* _Records for the task_:
○ ○ ○ ○ ○ ○ ○

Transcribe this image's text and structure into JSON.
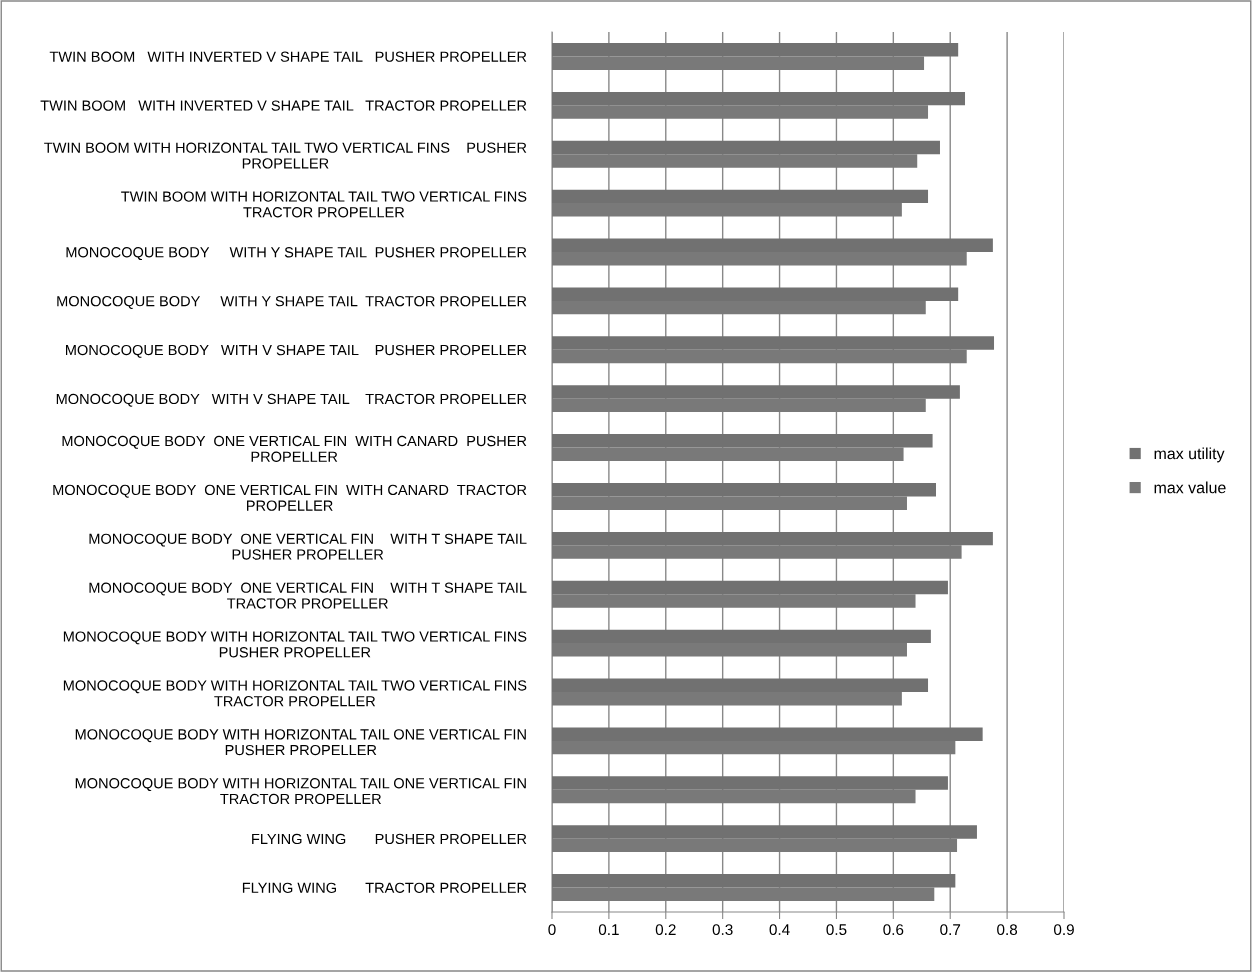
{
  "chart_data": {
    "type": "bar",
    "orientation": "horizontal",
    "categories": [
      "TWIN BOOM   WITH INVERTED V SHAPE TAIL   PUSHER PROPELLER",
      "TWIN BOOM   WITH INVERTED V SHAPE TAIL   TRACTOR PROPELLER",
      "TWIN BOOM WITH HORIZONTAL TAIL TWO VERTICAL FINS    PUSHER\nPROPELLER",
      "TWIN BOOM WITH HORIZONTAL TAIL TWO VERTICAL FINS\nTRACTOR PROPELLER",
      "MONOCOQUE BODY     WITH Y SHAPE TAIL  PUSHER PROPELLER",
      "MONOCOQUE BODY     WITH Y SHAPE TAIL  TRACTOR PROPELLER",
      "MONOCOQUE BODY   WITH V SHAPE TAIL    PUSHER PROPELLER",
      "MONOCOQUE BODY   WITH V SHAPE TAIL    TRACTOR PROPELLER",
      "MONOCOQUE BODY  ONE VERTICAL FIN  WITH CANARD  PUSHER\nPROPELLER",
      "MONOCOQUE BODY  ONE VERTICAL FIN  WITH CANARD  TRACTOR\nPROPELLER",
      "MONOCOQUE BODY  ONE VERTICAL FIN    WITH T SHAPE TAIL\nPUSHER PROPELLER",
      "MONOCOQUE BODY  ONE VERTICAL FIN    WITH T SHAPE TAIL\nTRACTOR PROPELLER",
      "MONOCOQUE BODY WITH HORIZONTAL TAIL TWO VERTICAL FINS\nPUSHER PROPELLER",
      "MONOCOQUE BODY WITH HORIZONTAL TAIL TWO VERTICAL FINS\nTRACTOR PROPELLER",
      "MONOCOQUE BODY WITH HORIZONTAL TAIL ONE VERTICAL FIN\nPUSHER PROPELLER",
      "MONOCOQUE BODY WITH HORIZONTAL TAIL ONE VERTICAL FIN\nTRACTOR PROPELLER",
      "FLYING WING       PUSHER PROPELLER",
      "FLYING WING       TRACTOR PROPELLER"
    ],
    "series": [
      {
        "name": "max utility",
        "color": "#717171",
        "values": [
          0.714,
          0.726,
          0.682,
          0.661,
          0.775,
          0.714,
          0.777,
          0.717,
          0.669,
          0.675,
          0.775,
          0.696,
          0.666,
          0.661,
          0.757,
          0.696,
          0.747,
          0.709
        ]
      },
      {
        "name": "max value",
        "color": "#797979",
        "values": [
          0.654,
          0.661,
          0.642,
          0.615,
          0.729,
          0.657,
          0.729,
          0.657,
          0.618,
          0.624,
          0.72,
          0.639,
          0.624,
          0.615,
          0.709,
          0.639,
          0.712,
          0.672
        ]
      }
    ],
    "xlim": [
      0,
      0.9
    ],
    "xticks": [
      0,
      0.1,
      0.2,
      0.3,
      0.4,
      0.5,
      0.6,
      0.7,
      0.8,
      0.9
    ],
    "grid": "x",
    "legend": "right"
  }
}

○ ○ ○ ○ ○ ○ ○

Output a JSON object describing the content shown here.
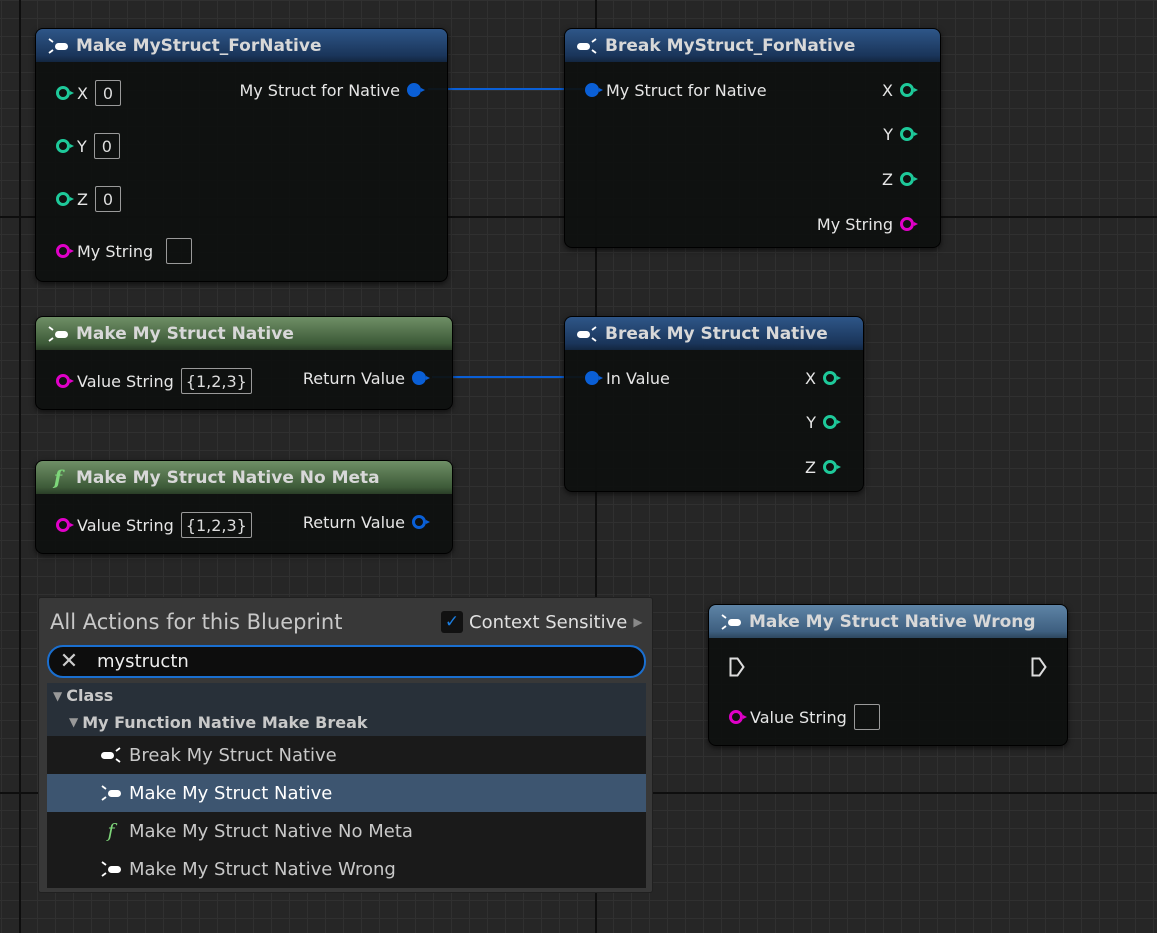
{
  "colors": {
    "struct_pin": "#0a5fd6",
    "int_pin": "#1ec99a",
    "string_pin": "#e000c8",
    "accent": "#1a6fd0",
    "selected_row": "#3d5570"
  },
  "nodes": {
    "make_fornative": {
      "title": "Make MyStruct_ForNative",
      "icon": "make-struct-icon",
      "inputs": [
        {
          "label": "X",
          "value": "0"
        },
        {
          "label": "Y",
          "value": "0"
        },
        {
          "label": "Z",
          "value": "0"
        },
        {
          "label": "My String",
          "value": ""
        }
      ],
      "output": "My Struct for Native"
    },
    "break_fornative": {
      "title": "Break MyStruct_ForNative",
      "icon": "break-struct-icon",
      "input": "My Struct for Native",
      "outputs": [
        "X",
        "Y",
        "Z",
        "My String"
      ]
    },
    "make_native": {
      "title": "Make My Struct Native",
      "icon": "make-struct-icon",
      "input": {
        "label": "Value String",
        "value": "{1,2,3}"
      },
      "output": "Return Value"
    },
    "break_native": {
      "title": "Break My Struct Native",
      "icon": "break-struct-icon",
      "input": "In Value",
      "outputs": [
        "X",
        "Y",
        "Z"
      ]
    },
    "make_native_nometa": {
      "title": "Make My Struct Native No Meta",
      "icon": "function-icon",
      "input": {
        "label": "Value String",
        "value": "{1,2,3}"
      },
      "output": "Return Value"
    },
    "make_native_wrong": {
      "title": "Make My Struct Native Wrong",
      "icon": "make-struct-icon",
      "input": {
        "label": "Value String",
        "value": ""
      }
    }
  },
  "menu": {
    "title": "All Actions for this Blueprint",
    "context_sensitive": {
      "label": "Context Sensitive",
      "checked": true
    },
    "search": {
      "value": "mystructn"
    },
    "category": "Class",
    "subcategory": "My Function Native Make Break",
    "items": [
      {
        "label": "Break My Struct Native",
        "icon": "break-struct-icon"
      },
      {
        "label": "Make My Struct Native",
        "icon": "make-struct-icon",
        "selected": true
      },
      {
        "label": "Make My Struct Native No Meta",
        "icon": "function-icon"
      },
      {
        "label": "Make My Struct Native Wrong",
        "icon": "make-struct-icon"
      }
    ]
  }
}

○ ○ ○ ○ ○ ○ ○

* _Stated task_:
Copy every line of the data that holds the string "FINS".

* _Written response_:
      "TWIN BOOM WITH HORIZONTAL TAIL TWO VERTICAL FINS    PUSHER\nPROPELLER",
      "TWIN BOOM WITH HORIZONTAL TAIL TWO VERTICAL FINS\nTRACTOR PROPELLER",
      "MONOCOQUE BODY WITH HORIZONTAL TAIL TWO VERTICAL FINS\nPUSHER PROPELLER",
      "MONOCOQUE BODY WITH HORIZONTAL TAIL TWO VERTICAL FINS\nTRACTOR PROPELLER",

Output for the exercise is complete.